▸ Entries shown:

========

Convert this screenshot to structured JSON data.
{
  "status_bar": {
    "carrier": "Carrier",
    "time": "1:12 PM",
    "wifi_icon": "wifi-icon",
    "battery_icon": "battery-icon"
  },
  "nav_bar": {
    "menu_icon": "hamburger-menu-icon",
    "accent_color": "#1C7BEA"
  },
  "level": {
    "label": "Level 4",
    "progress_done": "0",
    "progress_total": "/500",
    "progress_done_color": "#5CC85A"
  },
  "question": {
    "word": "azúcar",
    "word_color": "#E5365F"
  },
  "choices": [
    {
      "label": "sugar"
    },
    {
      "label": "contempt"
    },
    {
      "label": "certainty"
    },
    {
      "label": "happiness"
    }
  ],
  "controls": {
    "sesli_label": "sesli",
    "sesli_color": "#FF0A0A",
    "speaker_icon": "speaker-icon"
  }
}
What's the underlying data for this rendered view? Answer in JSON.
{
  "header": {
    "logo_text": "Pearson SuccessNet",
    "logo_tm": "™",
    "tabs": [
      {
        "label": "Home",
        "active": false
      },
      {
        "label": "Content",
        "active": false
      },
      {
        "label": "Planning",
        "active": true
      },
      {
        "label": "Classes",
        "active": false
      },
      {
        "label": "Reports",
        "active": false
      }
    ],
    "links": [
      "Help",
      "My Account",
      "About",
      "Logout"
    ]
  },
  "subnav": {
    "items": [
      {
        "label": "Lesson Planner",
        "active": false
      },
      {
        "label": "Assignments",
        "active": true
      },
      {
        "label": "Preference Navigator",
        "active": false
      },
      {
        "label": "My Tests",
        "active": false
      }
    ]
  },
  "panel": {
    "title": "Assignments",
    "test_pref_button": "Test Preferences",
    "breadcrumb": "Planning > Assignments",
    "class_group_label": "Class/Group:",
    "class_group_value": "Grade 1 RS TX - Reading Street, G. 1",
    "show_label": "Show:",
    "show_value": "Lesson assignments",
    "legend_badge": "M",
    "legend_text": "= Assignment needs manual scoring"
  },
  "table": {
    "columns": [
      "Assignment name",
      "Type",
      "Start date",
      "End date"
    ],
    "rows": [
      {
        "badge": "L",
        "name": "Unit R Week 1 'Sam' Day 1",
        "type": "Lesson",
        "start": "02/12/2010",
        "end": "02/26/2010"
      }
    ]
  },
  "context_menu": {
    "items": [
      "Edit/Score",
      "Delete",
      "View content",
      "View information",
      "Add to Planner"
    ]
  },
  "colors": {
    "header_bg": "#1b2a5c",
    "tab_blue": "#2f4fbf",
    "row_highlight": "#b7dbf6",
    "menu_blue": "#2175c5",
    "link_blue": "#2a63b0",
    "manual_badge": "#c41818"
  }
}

========

Output the records verbatim, from the first line to the last.

▸ Result of this task:
Convert this screenshot to structured JSON data.
{
  "status_bar": {
    "carrier": "Carrier",
    "time": "1:12 PM",
    "wifi_icon": "wifi-icon",
    "battery_icon": "battery-icon"
  },
  "nav_bar": {
    "menu_icon": "hamburger-menu-icon",
    "accent_color": "#1C7BEA"
  },
  "level": {
    "label": "Level 4",
    "progress_done": "0",
    "progress_total": "/500",
    "progress_done_color": "#5CC85A"
  },
  "question": {
    "word": "azúcar",
    "word_color": "#E5365F"
  },
  "choices": [
    {
      "label": "sugar"
    },
    {
      "label": "contempt"
    },
    {
      "label": "certainty"
    },
    {
      "label": "happiness"
    }
  ],
  "controls": {
    "sesli_label": "sesli",
    "sesli_color": "#FF0A0A",
    "speaker_icon": "speaker-icon"
  }
}
What's the underlying data for this rendered view? Answer in JSON.
{
  "header": {
    "logo_text": "Pearson SuccessNet",
    "logo_tm": "™",
    "tabs": [
      {
        "label": "Home",
        "active": false
      },
      {
        "label": "Content",
        "active": false
      },
      {
        "label": "Planning",
        "active": true
      },
      {
        "label": "Classes",
        "active": false
      },
      {
        "label": "Reports",
        "active": false
      }
    ],
    "links": [
      "Help",
      "My Account",
      "About",
      "Logout"
    ]
  },
  "subnav": {
    "items": [
      {
        "label": "Lesson Planner",
        "active": false
      },
      {
        "label": "Assignments",
        "active": true
      },
      {
        "label": "Preference Navigator",
        "active": false
      },
      {
        "label": "My Tests",
        "active": false
      }
    ]
  },
  "panel": {
    "title": "Assignments",
    "test_pref_button": "Test Preferences",
    "breadcrumb": "Planning > Assignments",
    "class_group_label": "Class/Group:",
    "class_group_value": "Grade 1 RS TX - Reading Street, G. 1",
    "show_label": "Show:",
    "show_value": "Lesson assignments",
    "legend_badge": "M",
    "legend_text": "= Assignment needs manual scoring"
  },
  "table": {
    "columns": [
      "Assignment name",
      "Type",
      "Start date",
      "End date"
    ],
    "rows": [
      {
        "badge": "L",
        "name": "Unit R Week 1 'Sam' Day 1",
        "type": "Lesson",
        "start": "02/12/2010",
        "end": "02/26/2010"
      }
    ]
  },
  "context_menu": {
    "items": [
      "Edit/Score",
      "Delete",
      "View content",
      "View information",
      "Add to Planner"
    ]
  },
  "colors": {
    "header_bg": "#1b2a5c",
    "tab_blue": "#2f4fbf",
    "row_highlight": "#b7dbf6",
    "menu_blue": "#2175c5",
    "link_blue": "#2a63b0",
    "manual_badge": "#c41818"
  }
}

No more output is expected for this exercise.